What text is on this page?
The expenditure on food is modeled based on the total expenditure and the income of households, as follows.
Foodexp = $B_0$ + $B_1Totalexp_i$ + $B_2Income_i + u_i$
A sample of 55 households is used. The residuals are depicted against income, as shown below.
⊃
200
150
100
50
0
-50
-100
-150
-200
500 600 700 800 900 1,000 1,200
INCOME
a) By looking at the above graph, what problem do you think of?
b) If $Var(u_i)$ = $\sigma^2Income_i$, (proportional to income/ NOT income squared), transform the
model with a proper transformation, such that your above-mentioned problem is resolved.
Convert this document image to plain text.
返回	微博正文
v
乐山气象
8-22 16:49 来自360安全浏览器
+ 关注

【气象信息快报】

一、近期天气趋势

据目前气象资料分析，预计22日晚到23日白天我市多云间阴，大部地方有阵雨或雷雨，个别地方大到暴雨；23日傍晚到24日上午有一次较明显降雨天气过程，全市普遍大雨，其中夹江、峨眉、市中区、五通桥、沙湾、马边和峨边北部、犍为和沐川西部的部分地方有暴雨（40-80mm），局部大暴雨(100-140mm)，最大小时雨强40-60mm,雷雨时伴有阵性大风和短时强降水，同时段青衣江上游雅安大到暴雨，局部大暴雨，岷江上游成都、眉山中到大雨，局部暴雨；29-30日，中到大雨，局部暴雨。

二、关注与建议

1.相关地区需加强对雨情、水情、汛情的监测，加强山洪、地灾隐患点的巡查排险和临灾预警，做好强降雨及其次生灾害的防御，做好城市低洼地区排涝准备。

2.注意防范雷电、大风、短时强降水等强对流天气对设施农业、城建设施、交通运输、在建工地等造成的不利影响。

## Exercise aim
Starting at the line that contains "Convert this document image to plain text.", repeat each line exactly through the last one in the listing. Include both of those lines and nothing more.

## Right answer
Convert this document image to plain text.
返回	微博正文
v
乐山气象
8-22 16:49 来自360安全浏览器
+ 关注

【气象信息快报】

一、近期天气趋势

据目前气象资料分析，预计22日晚到23日白天我市多云间阴，大部地方有阵雨或雷雨，个别地方大到暴雨；23日傍晚到24日上午有一次较明显降雨天气过程，全市普遍大雨，其中夹江、峨眉、市中区、五通桥、沙湾、马边和峨边北部、犍为和沐川西部的部分地方有暴雨（40-80mm），局部大暴雨(100-140mm)，最大小时雨强40-60mm,雷雨时伴有阵性大风和短时强降水，同时段青衣江上游雅安大到暴雨，局部大暴雨，岷江上游成都、眉山中到大雨，局部暴雨；29-30日，中到大雨，局部暴雨。

二、关注与建议

1.相关地区需加强对雨情、水情、汛情的监测，加强山洪、地灾隐患点的巡查排险和临灾预警，做好强降雨及其次生灾害的防御，做好城市低洼地区排涝准备。

2.注意防范雷电、大风、短时强降水等强对流天气对设施农业、城建设施、交通运输、在建工地等造成的不利影响。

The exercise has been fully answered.